[Saved data entries]

◇ ◇ ◇ ◇ ◇ ◇ ◇

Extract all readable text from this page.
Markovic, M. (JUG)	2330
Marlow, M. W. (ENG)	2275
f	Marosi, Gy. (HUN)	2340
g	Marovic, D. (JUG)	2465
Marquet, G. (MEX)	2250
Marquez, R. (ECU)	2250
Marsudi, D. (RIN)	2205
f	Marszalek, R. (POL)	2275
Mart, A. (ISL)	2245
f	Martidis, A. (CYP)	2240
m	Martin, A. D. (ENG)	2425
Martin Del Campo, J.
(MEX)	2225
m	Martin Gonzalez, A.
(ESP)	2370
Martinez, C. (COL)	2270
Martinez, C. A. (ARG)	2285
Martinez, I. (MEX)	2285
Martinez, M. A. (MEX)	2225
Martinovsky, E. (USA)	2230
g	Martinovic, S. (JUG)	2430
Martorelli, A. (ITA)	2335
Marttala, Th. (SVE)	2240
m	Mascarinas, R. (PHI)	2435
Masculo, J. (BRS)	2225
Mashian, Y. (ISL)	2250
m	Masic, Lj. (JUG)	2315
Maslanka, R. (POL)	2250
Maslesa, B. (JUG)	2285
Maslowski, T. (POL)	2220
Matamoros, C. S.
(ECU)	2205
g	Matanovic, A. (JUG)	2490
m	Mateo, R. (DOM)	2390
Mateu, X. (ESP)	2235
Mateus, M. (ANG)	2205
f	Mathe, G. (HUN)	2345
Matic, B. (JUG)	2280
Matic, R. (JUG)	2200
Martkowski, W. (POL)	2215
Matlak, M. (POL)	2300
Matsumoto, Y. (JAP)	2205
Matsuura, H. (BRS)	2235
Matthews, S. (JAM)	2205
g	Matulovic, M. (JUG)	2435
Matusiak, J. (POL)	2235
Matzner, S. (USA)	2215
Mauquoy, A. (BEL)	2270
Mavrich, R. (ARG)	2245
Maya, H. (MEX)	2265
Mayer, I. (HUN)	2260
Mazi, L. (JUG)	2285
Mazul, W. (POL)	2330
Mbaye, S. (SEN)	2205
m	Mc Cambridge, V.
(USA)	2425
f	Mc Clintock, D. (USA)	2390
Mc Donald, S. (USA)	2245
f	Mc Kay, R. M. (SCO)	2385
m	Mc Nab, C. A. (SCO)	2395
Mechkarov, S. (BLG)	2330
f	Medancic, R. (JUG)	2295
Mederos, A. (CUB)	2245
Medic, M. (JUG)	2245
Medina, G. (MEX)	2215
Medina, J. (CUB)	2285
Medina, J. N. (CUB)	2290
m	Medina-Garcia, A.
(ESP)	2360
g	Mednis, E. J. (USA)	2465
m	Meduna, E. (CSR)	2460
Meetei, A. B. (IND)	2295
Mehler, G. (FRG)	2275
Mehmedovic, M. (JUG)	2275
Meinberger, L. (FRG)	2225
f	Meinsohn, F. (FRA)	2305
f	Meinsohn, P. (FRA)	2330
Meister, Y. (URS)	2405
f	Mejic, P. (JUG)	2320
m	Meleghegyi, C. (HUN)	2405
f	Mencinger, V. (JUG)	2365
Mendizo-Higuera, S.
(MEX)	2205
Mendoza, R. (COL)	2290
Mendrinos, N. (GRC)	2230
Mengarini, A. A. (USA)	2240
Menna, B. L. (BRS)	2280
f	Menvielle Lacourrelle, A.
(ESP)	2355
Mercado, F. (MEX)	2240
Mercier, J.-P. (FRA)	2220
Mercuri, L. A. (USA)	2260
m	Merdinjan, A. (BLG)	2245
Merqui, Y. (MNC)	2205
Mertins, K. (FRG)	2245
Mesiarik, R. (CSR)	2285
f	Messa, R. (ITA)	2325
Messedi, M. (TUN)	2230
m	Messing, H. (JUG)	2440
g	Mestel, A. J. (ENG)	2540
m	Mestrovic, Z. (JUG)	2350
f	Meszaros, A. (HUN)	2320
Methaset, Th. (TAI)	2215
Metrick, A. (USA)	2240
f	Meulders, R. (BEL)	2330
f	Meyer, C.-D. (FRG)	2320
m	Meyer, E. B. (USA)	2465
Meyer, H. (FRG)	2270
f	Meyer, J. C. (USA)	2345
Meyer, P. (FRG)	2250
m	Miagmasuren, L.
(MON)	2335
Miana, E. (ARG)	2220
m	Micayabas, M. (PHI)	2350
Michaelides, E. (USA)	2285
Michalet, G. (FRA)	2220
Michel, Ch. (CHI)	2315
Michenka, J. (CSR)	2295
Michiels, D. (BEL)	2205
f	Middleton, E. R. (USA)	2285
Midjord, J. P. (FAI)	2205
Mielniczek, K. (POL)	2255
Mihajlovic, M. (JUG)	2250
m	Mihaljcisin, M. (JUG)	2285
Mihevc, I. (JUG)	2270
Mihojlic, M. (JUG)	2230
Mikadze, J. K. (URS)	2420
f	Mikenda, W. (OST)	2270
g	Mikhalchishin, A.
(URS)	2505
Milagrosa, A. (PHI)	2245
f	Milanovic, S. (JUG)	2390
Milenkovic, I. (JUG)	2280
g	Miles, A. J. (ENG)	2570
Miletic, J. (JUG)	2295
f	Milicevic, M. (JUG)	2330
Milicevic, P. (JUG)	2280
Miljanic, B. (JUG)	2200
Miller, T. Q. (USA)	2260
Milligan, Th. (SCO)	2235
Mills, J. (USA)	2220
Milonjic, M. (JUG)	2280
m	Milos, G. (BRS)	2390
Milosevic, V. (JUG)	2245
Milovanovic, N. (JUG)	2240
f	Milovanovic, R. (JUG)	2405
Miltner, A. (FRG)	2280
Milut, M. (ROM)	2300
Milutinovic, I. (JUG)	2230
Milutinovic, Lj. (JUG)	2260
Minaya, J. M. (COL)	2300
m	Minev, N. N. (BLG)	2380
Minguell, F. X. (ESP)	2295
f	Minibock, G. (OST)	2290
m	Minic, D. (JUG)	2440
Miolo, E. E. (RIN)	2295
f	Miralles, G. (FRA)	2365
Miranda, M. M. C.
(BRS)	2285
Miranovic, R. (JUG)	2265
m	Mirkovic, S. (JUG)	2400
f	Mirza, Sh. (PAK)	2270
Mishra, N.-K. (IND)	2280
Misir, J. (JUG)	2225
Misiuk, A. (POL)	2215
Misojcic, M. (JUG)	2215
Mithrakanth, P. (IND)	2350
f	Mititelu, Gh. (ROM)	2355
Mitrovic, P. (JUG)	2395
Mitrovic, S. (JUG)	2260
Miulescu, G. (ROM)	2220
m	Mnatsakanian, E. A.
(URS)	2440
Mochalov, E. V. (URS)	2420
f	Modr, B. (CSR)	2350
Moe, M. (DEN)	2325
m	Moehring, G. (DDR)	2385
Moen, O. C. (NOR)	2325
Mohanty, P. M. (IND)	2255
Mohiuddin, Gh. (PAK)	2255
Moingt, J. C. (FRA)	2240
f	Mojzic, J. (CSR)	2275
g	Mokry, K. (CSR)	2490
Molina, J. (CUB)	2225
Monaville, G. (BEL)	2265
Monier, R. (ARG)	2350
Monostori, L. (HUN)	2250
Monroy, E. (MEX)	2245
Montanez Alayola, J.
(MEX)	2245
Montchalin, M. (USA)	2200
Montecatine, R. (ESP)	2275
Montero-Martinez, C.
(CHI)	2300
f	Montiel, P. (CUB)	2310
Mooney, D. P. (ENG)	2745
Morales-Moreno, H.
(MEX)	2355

◇ ◇ ◇ ◇ ◇ ◇ ◇

Output all preceding records character for character.

**Response to the exercise**.
Extract all readable text from this page.
Markovic, M. (JUG)	2330
Marlow, M. W. (ENG)	2275
f	Marosi, Gy. (HUN)	2340
g	Marovic, D. (JUG)	2465
Marquet, G. (MEX)	2250
Marquez, R. (ECU)	2250
Marsudi, D. (RIN)	2205
f	Marszalek, R. (POL)	2275
Mart, A. (ISL)	2245
f	Martidis, A. (CYP)	2240
m	Martin, A. D. (ENG)	2425
Martin Del Campo, J.
(MEX)	2225
m	Martin Gonzalez, A.
(ESP)	2370
Martinez, C. (COL)	2270
Martinez, C. A. (ARG)	2285
Martinez, I. (MEX)	2285
Martinez, M. A. (MEX)	2225
Martinovsky, E. (USA)	2230
g	Martinovic, S. (JUG)	2430
Martorelli, A. (ITA)	2335
Marttala, Th. (SVE)	2240
m	Mascarinas, R. (PHI)	2435
Masculo, J. (BRS)	2225
Mashian, Y. (ISL)	2250
m	Masic, Lj. (JUG)	2315
Maslanka, R. (POL)	2250
Maslesa, B. (JUG)	2285
Maslowski, T. (POL)	2220
Matamoros, C. S.
(ECU)	2205
g	Matanovic, A. (JUG)	2490
m	Mateo, R. (DOM)	2390
Mateu, X. (ESP)	2235
Mateus, M. (ANG)	2205
f	Mathe, G. (HUN)	2345
Matic, B. (JUG)	2280
Matic, R. (JUG)	2200
Martkowski, W. (POL)	2215
Matlak, M. (POL)	2300
Matsumoto, Y. (JAP)	2205
Matsuura, H. (BRS)	2235
Matthews, S. (JAM)	2205
g	Matulovic, M. (JUG)	2435
Matusiak, J. (POL)	2235
Matzner, S. (USA)	2215
Mauquoy, A. (BEL)	2270
Mavrich, R. (ARG)	2245
Maya, H. (MEX)	2265
Mayer, I. (HUN)	2260
Mazi, L. (JUG)	2285
Mazul, W. (POL)	2330
Mbaye, S. (SEN)	2205
m	Mc Cambridge, V.
(USA)	2425
f	Mc Clintock, D. (USA)	2390
Mc Donald, S. (USA)	2245
f	Mc Kay, R. M. (SCO)	2385
m	Mc Nab, C. A. (SCO)	2395
Mechkarov, S. (BLG)	2330
f	Medancic, R. (JUG)	2295
Mederos, A. (CUB)	2245
Medic, M. (JUG)	2245
Medina, G. (MEX)	2215
Medina, J. (CUB)	2285
Medina, J. N. (CUB)	2290
m	Medina-Garcia, A.
(ESP)	2360
g	Mednis, E. J. (USA)	2465
m	Meduna, E. (CSR)	2460
Meetei, A. B. (IND)	2295
Mehler, G. (FRG)	2275
Mehmedovic, M. (JUG)	2275
Meinberger, L. (FRG)	2225
f	Meinsohn, F. (FRA)	2305
f	Meinsohn, P. (FRA)	2330
Meister, Y. (URS)	2405
f	Mejic, P. (JUG)	2320
m	Meleghegyi, C. (HUN)	2405
f	Mencinger, V. (JUG)	2365
Mendizo-Higuera, S.
(MEX)	2205
Mendoza, R. (COL)	2290
Mendrinos, N. (GRC)	2230
Mengarini, A. A. (USA)	2240
Menna, B. L. (BRS)	2280
f	Menvielle Lacourrelle, A.
(ESP)	2355
Mercado, F. (MEX)	2240
Mercier, J.-P. (FRA)	2220
Mercuri, L. A. (USA)	2260
m	Merdinjan, A. (BLG)	2245
Merqui, Y. (MNC)	2205
Mertins, K. (FRG)	2245
Mesiarik, R. (CSR)	2285
f	Messa, R. (ITA)	2325
Messedi, M. (TUN)	2230
m	Messing, H. (JUG)	2440
g	Mestel, A. J. (ENG)	2540
m	Mestrovic, Z. (JUG)	2350
f	Meszaros, A. (HUN)	2320
Methaset, Th. (TAI)	2215
Metrick, A. (USA)	2240
f	Meulders, R. (BEL)	2330
f	Meyer, C.-D. (FRG)	2320
m	Meyer, E. B. (USA)	2465
Meyer, H. (FRG)	2270
f	Meyer, J. C. (USA)	2345
Meyer, P. (FRG)	2250
m	Miagmasuren, L.
(MON)	2335
Miana, E. (ARG)	2220
m	Micayabas, M. (PHI)	2350
Michaelides, E. (USA)	2285
Michalet, G. (FRA)	2220
Michel, Ch. (CHI)	2315
Michenka, J. (CSR)	2295
Michiels, D. (BEL)	2205
f	Middleton, E. R. (USA)	2285
Midjord, J. P. (FAI)	2205
Mielniczek, K. (POL)	2255
Mihajlovic, M. (JUG)	2250
m	Mihaljcisin, M. (JUG)	2285
Mihevc, I. (JUG)	2270
Mihojlic, M. (JUG)	2230
Mikadze, J. K. (URS)	2420
f	Mikenda, W. (OST)	2270
g	Mikhalchishin, A.
(URS)	2505
Milagrosa, A. (PHI)	2245
f	Milanovic, S. (JUG)	2390
Milenkovic, I. (JUG)	2280
g	Miles, A. J. (ENG)	2570
Miletic, J. (JUG)	2295
f	Milicevic, M. (JUG)	2330
Milicevic, P. (JUG)	2280
Miljanic, B. (JUG)	2200
Miller, T. Q. (USA)	2260
Milligan, Th. (SCO)	2235
Mills, J. (USA)	2220
Milonjic, M. (JUG)	2280
m	Milos, G. (BRS)	2390
Milosevic, V. (JUG)	2245
Milovanovic, N. (JUG)	2240
f	Milovanovic, R. (JUG)	2405
Miltner, A. (FRG)	2280
Milut, M. (ROM)	2300
Milutinovic, I. (JUG)	2230
Milutinovic, Lj. (JUG)	2260
Minaya, J. M. (COL)	2300
m	Minev, N. N. (BLG)	2380
Minguell, F. X. (ESP)	2295
f	Minibock, G. (OST)	2290
m	Minic, D. (JUG)	2440
Miolo, E. E. (RIN)	2295
f	Miralles, G. (FRA)	2365
Miranda, M. M. C.
(BRS)	2285
Miranovic, R. (JUG)	2265
m	Mirkovic, S. (JUG)	2400
f	Mirza, Sh. (PAK)	2270
Mishra, N.-K. (IND)	2280
Misir, J. (JUG)	2225
Misiuk, A. (POL)	2215
Misojcic, M. (JUG)	2215
Mithrakanth, P. (IND)	2350
f	Mititelu, Gh. (ROM)	2355
Mitrovic, P. (JUG)	2395
Mitrovic, S. (JUG)	2260
Miulescu, G. (ROM)	2220
m	Mnatsakanian, E. A.
(URS)	2440
Mochalov, E. V. (URS)	2420
f	Modr, B. (CSR)	2350
Moe, M. (DEN)	2325
m	Moehring, G. (DDR)	2385
Moen, O. C. (NOR)	2325
Mohanty, P. M. (IND)	2255
Mohiuddin, Gh. (PAK)	2255
Moingt, J. C. (FRA)	2240
f	Mojzic, J. (CSR)	2275
g	Mokry, K. (CSR)	2490
Molina, J. (CUB)	2225
Monaville, G. (BEL)	2265
Monier, R. (ARG)	2350
Monostori, L. (HUN)	2250
Monroy, E. (MEX)	2245
Montanez Alayola, J.
(MEX)	2245
Montchalin, M. (USA)	2200
Montecatine, R. (ESP)	2275
Montero-Martinez, C.
(CHI)	2300
f	Montiel, P. (CUB)	2310
Mooney, D. P. (ENG)	2745
Morales-Moreno, H.
(MEX)	2355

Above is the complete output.